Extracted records
--- --- ---

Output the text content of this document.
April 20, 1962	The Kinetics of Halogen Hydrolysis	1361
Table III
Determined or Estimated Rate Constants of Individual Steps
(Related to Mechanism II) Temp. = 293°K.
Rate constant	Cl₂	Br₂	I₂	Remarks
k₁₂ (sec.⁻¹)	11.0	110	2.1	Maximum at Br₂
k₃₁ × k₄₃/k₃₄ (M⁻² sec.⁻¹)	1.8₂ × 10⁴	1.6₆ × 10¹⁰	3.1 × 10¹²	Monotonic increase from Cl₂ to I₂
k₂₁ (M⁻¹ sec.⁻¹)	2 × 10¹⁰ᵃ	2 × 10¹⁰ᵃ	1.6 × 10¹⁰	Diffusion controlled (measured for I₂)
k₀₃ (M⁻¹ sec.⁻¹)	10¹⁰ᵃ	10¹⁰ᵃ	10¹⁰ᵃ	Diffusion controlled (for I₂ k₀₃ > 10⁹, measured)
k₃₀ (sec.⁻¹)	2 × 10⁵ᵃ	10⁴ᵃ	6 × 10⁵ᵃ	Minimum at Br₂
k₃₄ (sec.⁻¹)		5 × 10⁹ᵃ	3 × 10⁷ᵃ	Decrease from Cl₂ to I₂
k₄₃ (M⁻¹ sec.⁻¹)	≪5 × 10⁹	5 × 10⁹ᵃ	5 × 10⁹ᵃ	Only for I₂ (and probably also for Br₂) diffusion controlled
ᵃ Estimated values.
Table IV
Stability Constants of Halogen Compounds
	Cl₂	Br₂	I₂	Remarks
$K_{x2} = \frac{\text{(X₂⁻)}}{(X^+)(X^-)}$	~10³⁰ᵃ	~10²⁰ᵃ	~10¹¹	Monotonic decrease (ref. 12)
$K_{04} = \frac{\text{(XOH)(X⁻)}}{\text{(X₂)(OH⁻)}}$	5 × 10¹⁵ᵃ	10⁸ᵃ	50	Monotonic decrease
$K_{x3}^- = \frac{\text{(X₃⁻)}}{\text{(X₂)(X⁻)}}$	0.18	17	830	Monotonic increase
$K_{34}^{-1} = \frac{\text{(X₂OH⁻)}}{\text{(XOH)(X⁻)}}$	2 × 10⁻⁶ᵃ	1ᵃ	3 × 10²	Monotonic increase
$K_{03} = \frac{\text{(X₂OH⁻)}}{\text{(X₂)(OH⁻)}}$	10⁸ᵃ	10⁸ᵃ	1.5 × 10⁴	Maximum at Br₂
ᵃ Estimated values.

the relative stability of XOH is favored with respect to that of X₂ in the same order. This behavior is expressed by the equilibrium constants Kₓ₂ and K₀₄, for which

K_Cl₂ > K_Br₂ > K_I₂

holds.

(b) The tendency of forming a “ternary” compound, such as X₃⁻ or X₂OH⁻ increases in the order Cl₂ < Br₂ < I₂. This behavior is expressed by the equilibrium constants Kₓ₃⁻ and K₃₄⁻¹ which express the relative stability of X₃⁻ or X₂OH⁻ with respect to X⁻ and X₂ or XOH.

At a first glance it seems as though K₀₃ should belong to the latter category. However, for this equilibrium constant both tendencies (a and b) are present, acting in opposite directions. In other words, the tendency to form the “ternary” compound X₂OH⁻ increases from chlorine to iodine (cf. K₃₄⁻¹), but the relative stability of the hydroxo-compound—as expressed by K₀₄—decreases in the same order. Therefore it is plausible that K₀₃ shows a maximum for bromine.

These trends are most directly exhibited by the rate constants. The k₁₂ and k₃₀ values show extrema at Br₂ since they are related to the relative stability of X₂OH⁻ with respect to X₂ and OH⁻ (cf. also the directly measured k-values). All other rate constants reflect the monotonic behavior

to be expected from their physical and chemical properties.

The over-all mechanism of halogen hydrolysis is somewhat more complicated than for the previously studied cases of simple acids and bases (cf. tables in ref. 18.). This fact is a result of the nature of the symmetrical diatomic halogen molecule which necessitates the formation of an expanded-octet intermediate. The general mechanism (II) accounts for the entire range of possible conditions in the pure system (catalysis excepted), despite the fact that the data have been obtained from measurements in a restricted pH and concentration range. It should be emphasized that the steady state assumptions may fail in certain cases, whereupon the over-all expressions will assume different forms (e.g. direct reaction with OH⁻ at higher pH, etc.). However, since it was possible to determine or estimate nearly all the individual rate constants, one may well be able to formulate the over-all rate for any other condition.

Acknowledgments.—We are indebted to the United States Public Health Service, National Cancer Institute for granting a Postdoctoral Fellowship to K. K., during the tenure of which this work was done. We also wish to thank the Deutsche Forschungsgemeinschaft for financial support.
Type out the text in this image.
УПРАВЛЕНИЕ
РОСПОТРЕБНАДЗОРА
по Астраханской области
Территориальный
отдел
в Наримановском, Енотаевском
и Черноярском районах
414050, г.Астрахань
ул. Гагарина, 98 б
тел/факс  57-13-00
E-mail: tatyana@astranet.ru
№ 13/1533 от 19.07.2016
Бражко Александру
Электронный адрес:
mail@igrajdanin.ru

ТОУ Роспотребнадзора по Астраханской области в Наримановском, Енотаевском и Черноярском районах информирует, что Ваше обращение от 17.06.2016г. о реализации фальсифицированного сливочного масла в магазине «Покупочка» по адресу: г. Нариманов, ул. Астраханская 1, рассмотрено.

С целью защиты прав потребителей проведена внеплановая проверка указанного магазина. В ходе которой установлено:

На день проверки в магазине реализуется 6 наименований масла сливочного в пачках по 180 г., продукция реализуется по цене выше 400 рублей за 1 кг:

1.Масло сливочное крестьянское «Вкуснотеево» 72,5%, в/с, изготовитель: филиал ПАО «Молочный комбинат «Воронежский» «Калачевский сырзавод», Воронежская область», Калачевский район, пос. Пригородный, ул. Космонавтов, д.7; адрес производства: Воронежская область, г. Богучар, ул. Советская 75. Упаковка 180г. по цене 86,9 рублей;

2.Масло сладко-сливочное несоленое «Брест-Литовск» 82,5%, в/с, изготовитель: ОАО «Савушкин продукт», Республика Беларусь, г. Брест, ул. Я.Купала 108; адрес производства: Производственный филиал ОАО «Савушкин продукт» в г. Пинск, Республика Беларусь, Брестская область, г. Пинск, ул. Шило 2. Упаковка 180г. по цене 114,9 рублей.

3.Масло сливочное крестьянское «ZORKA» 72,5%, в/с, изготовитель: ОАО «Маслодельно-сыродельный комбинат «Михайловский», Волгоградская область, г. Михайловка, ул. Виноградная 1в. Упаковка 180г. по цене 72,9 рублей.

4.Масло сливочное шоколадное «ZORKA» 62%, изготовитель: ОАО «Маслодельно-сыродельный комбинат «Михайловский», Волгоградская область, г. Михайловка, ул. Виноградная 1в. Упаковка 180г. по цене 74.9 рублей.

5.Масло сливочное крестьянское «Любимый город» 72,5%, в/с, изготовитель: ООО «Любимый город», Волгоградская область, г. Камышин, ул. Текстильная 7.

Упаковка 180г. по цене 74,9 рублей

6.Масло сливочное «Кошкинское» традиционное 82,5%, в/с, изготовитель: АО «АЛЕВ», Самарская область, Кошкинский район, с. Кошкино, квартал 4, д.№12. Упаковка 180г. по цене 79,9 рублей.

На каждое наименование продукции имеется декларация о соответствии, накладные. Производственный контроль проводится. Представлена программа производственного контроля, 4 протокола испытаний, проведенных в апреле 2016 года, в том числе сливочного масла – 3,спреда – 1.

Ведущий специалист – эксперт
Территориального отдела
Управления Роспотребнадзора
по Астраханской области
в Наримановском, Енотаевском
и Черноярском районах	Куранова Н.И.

--- --- ---

Write out every entry verbatim.

* _FULL SOLUTION_:
Output the text content of this document.
April 20, 1962	The Kinetics of Halogen Hydrolysis	1361
Table III
Determined or Estimated Rate Constants of Individual Steps
(Related to Mechanism II) Temp. = 293°K.
Rate constant	Cl₂	Br₂	I₂	Remarks
k₁₂ (sec.⁻¹)	11.0	110	2.1	Maximum at Br₂
k₃₁ × k₄₃/k₃₄ (M⁻² sec.⁻¹)	1.8₂ × 10⁴	1.6₆ × 10¹⁰	3.1 × 10¹²	Monotonic increase from Cl₂ to I₂
k₂₁ (M⁻¹ sec.⁻¹)	2 × 10¹⁰ᵃ	2 × 10¹⁰ᵃ	1.6 × 10¹⁰	Diffusion controlled (measured for I₂)
k₀₃ (M⁻¹ sec.⁻¹)	10¹⁰ᵃ	10¹⁰ᵃ	10¹⁰ᵃ	Diffusion controlled (for I₂ k₀₃ > 10⁹, measured)
k₃₀ (sec.⁻¹)	2 × 10⁵ᵃ	10⁴ᵃ	6 × 10⁵ᵃ	Minimum at Br₂
k₃₄ (sec.⁻¹)		5 × 10⁹ᵃ	3 × 10⁷ᵃ	Decrease from Cl₂ to I₂
k₄₃ (M⁻¹ sec.⁻¹)	≪5 × 10⁹	5 × 10⁹ᵃ	5 × 10⁹ᵃ	Only for I₂ (and probably also for Br₂) diffusion controlled
ᵃ Estimated values.
Table IV
Stability Constants of Halogen Compounds
	Cl₂	Br₂	I₂	Remarks
$K_{x2} = \frac{\text{(X₂⁻)}}{(X^+)(X^-)}$	~10³⁰ᵃ	~10²⁰ᵃ	~10¹¹	Monotonic decrease (ref. 12)
$K_{04} = \frac{\text{(XOH)(X⁻)}}{\text{(X₂)(OH⁻)}}$	5 × 10¹⁵ᵃ	10⁸ᵃ	50	Monotonic decrease
$K_{x3}^- = \frac{\text{(X₃⁻)}}{\text{(X₂)(X⁻)}}$	0.18	17	830	Monotonic increase
$K_{34}^{-1} = \frac{\text{(X₂OH⁻)}}{\text{(XOH)(X⁻)}}$	2 × 10⁻⁶ᵃ	1ᵃ	3 × 10²	Monotonic increase
$K_{03} = \frac{\text{(X₂OH⁻)}}{\text{(X₂)(OH⁻)}}$	10⁸ᵃ	10⁸ᵃ	1.5 × 10⁴	Maximum at Br₂
ᵃ Estimated values.

the relative stability of XOH is favored with respect to that of X₂ in the same order. This behavior is expressed by the equilibrium constants Kₓ₂ and K₀₄, for which

K_Cl₂ > K_Br₂ > K_I₂

holds.

(b) The tendency of forming a “ternary” compound, such as X₃⁻ or X₂OH⁻ increases in the order Cl₂ < Br₂ < I₂. This behavior is expressed by the equilibrium constants Kₓ₃⁻ and K₃₄⁻¹ which express the relative stability of X₃⁻ or X₂OH⁻ with respect to X⁻ and X₂ or XOH.

At a first glance it seems as though K₀₃ should belong to the latter category. However, for this equilibrium constant both tendencies (a and b) are present, acting in opposite directions. In other words, the tendency to form the “ternary” compound X₂OH⁻ increases from chlorine to iodine (cf. K₃₄⁻¹), but the relative stability of the hydroxo-compound—as expressed by K₀₄—decreases in the same order. Therefore it is plausible that K₀₃ shows a maximum for bromine.

These trends are most directly exhibited by the rate constants. The k₁₂ and k₃₀ values show extrema at Br₂ since they are related to the relative stability of X₂OH⁻ with respect to X₂ and OH⁻ (cf. also the directly measured k-values). All other rate constants reflect the monotonic behavior

to be expected from their physical and chemical properties.

The over-all mechanism of halogen hydrolysis is somewhat more complicated than for the previously studied cases of simple acids and bases (cf. tables in ref. 18.). This fact is a result of the nature of the symmetrical diatomic halogen molecule which necessitates the formation of an expanded-octet intermediate. The general mechanism (II) accounts for the entire range of possible conditions in the pure system (catalysis excepted), despite the fact that the data have been obtained from measurements in a restricted pH and concentration range. It should be emphasized that the steady state assumptions may fail in certain cases, whereupon the over-all expressions will assume different forms (e.g. direct reaction with OH⁻ at higher pH, etc.). However, since it was possible to determine or estimate nearly all the individual rate constants, one may well be able to formulate the over-all rate for any other condition.

Acknowledgments.—We are indebted to the United States Public Health Service, National Cancer Institute for granting a Postdoctoral Fellowship to K. K., during the tenure of which this work was done. We also wish to thank the Deutsche Forschungsgemeinschaft for financial support.
Type out the text in this image.
УПРАВЛЕНИЕ
РОСПОТРЕБНАДЗОРА
по Астраханской области
Территориальный
отдел
в Наримановском, Енотаевском
и Черноярском районах
414050, г.Астрахань
ул. Гагарина, 98 б
тел/факс  57-13-00
E-mail: tatyana@astranet.ru
№ 13/1533 от 19.07.2016
Бражко Александру
Электронный адрес:
mail@igrajdanin.ru

ТОУ Роспотребнадзора по Астраханской области в Наримановском, Енотаевском и Черноярском районах информирует, что Ваше обращение от 17.06.2016г. о реализации фальсифицированного сливочного масла в магазине «Покупочка» по адресу: г. Нариманов, ул. Астраханская 1, рассмотрено.

С целью защиты прав потребителей проведена внеплановая проверка указанного магазина. В ходе которой установлено:

На день проверки в магазине реализуется 6 наименований масла сливочного в пачках по 180 г., продукция реализуется по цене выше 400 рублей за 1 кг:

1.Масло сливочное крестьянское «Вкуснотеево» 72,5%, в/с, изготовитель: филиал ПАО «Молочный комбинат «Воронежский» «Калачевский сырзавод», Воронежская область», Калачевский район, пос. Пригородный, ул. Космонавтов, д.7; адрес производства: Воронежская область, г. Богучар, ул. Советская 75. Упаковка 180г. по цене 86,9 рублей;

2.Масло сладко-сливочное несоленое «Брест-Литовск» 82,5%, в/с, изготовитель: ОАО «Савушкин продукт», Республика Беларусь, г. Брест, ул. Я.Купала 108; адрес производства: Производственный филиал ОАО «Савушкин продукт» в г. Пинск, Республика Беларусь, Брестская область, г. Пинск, ул. Шило 2. Упаковка 180г. по цене 114,9 рублей.

3.Масло сливочное крестьянское «ZORKA» 72,5%, в/с, изготовитель: ОАО «Маслодельно-сыродельный комбинат «Михайловский», Волгоградская область, г. Михайловка, ул. Виноградная 1в. Упаковка 180г. по цене 72,9 рублей.

4.Масло сливочное шоколадное «ZORKA» 62%, изготовитель: ОАО «Маслодельно-сыродельный комбинат «Михайловский», Волгоградская область, г. Михайловка, ул. Виноградная 1в. Упаковка 180г. по цене 74.9 рублей.

5.Масло сливочное крестьянское «Любимый город» 72,5%, в/с, изготовитель: ООО «Любимый город», Волгоградская область, г. Камышин, ул. Текстильная 7.

Упаковка 180г. по цене 74,9 рублей

6.Масло сливочное «Кошкинское» традиционное 82,5%, в/с, изготовитель: АО «АЛЕВ», Самарская область, Кошкинский район, с. Кошкино, квартал 4, д.№12. Упаковка 180г. по цене 79,9 рублей.

На каждое наименование продукции имеется декларация о соответствии, накладные. Производственный контроль проводится. Представлена программа производственного контроля, 4 протокола испытаний, проведенных в апреле 2016 года, в том числе сливочного масла – 3,спреда – 1.

Ведущий специалист – эксперт
Территориального отдела
Управления Роспотребнадзора
по Астраханской области
в Наримановском, Енотаевском
и Черноярском районах	Куранова Н.И.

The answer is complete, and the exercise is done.